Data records
-------------------------
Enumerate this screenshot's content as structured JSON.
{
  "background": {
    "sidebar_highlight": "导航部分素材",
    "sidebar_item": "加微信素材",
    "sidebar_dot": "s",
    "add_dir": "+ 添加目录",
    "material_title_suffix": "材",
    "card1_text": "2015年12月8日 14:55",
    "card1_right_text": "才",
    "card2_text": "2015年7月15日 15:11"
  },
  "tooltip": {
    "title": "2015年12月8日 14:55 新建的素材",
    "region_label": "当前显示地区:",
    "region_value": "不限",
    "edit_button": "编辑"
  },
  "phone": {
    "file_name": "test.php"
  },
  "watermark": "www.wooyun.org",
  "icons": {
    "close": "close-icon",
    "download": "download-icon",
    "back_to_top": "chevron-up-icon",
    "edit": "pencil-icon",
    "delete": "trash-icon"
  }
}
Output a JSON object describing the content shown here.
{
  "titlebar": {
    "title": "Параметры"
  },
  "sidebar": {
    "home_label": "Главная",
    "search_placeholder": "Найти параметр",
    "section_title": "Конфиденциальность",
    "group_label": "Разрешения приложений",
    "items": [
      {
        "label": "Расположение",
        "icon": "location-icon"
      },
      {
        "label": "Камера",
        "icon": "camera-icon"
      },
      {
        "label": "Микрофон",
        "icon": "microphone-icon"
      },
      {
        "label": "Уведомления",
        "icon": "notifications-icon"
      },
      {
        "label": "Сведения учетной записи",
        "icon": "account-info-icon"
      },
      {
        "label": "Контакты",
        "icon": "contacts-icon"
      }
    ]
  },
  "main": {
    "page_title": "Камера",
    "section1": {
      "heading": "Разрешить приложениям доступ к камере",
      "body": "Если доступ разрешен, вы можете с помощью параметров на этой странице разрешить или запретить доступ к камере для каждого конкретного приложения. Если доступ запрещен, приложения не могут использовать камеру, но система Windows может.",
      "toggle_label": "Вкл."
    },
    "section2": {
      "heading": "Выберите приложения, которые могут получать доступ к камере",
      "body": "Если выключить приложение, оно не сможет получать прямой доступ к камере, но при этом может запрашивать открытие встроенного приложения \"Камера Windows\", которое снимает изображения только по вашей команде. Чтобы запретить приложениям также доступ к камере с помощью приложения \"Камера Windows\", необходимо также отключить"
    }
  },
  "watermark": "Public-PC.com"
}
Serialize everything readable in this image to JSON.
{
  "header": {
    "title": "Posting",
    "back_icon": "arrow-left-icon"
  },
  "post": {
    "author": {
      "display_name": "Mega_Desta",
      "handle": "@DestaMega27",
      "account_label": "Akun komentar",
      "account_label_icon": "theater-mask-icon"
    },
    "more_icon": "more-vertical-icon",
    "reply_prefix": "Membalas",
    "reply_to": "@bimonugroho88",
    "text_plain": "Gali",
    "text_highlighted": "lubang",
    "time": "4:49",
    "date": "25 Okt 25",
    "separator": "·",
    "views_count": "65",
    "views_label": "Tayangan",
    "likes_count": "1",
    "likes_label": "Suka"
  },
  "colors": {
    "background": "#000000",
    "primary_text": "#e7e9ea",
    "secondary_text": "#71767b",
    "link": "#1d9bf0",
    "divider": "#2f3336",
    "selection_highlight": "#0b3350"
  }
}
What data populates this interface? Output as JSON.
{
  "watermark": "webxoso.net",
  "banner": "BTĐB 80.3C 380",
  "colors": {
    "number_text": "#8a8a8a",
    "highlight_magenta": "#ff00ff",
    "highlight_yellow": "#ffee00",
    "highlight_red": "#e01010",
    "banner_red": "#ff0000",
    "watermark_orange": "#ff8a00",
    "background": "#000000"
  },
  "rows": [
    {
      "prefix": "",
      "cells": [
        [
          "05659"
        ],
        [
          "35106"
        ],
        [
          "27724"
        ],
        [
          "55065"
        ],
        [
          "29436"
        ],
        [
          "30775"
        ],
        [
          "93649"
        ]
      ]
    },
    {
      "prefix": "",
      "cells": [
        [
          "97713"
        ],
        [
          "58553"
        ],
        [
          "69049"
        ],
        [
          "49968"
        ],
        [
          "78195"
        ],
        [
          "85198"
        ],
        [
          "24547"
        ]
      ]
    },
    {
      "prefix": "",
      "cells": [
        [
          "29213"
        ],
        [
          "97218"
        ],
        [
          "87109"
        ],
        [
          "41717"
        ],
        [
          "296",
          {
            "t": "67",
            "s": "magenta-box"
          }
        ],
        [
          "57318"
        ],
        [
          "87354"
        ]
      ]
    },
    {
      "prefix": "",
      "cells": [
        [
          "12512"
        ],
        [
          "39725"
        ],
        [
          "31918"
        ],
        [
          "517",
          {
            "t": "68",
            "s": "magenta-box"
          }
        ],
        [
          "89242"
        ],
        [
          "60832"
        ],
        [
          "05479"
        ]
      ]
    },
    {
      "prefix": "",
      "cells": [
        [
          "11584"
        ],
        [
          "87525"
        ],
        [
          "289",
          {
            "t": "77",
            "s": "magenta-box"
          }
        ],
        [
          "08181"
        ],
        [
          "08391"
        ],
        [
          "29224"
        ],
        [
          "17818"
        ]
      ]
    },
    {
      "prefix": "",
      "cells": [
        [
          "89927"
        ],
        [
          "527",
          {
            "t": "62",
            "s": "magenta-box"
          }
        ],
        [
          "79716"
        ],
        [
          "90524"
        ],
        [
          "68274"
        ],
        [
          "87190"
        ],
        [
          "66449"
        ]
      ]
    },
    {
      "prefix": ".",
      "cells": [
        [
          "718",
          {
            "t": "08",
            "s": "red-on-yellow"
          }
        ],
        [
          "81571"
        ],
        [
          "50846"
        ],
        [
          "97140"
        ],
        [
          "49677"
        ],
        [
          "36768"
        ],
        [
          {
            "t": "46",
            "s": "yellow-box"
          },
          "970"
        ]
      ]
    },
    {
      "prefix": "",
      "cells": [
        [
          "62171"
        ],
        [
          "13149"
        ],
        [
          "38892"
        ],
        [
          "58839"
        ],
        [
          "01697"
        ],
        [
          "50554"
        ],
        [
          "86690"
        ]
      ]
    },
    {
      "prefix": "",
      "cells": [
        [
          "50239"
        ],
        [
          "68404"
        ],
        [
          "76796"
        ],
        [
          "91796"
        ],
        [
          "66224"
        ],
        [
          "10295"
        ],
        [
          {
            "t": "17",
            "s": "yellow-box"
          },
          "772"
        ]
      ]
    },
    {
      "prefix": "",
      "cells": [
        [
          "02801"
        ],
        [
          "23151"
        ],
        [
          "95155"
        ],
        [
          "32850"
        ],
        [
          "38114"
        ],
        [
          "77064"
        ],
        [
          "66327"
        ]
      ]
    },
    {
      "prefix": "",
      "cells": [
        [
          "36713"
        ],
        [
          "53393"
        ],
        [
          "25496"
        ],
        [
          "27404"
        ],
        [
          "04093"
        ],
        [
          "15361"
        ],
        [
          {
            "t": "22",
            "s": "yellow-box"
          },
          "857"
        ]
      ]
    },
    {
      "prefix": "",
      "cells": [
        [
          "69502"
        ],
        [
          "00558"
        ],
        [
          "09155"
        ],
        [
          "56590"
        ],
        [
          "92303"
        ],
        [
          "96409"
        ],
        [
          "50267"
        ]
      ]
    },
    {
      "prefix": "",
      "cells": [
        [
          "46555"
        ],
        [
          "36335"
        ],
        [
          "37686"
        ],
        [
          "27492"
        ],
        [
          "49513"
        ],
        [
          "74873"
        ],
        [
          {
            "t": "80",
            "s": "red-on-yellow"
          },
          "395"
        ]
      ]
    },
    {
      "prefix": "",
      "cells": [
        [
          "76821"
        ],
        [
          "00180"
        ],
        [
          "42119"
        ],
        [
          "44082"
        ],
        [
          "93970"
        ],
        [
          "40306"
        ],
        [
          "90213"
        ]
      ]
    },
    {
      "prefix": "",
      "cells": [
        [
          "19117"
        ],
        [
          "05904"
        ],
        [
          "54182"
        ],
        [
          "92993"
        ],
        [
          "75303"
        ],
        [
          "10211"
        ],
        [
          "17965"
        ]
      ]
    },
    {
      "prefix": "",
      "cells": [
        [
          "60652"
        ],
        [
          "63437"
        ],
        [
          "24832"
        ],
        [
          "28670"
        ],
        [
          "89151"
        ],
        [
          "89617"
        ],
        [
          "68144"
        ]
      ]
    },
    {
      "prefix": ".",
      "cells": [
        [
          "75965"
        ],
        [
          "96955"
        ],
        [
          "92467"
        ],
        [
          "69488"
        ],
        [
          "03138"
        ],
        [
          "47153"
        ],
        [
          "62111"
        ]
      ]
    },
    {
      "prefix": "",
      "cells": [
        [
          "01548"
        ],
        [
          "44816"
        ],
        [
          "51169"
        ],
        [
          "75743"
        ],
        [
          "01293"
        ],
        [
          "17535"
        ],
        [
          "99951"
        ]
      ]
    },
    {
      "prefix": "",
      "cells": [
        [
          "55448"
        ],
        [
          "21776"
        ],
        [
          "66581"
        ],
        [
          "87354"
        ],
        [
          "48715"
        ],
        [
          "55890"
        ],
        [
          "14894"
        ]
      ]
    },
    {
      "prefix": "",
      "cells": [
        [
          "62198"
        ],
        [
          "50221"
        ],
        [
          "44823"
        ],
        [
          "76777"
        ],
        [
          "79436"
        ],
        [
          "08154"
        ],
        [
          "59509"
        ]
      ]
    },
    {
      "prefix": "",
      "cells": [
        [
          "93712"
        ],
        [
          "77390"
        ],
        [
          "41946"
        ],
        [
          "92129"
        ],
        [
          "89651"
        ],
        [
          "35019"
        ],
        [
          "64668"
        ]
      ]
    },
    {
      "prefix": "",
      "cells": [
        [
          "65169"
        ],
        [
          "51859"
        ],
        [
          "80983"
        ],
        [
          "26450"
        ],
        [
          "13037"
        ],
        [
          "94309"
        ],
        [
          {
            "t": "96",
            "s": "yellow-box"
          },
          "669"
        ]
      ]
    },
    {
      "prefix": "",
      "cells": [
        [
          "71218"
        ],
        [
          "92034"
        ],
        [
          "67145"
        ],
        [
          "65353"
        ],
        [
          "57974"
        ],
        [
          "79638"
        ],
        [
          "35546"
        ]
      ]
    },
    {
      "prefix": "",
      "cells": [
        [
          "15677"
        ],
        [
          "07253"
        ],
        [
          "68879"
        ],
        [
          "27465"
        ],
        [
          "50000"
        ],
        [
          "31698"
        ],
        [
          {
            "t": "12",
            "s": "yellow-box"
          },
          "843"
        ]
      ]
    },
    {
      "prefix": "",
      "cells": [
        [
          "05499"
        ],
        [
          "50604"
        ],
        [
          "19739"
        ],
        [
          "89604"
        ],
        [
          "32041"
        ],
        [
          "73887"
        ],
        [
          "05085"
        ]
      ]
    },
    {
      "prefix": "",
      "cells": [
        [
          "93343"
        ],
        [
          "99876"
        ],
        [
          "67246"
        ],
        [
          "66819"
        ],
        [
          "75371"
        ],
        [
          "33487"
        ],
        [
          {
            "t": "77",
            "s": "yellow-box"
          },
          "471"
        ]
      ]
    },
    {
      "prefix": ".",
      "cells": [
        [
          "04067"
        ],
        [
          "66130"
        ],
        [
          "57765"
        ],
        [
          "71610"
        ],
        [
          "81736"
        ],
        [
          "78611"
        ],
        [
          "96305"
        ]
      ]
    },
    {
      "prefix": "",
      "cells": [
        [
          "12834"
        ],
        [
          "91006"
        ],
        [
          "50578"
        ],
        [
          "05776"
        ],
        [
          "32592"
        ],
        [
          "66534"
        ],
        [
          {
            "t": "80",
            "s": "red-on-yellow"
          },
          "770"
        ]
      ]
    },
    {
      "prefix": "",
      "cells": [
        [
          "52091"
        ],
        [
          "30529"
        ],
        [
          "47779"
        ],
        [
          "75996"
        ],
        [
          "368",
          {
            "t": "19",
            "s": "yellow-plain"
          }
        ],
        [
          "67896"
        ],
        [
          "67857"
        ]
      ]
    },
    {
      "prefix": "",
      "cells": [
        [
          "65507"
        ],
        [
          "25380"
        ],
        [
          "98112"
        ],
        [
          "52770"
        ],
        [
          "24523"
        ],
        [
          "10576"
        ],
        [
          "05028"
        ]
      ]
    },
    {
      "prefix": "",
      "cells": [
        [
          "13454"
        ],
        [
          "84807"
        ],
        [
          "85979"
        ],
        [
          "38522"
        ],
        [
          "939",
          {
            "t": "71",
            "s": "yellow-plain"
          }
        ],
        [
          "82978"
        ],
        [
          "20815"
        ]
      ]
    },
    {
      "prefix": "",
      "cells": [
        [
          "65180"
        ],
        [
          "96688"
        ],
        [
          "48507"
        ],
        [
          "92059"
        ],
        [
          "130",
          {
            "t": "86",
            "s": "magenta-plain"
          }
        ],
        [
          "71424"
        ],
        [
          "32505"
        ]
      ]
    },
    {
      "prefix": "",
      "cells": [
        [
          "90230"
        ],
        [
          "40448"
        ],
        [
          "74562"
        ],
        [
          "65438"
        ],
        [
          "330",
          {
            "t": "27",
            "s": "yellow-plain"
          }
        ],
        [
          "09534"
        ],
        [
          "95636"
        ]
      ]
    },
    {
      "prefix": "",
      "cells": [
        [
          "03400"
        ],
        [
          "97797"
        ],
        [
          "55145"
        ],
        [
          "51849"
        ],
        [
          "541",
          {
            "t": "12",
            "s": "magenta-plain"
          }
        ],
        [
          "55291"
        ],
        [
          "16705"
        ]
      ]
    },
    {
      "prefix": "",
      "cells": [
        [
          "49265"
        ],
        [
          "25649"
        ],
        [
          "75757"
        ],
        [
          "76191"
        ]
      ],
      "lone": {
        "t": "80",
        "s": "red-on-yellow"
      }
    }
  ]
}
-------------------------
Find how many lines include the string "body" and report that number alone.

2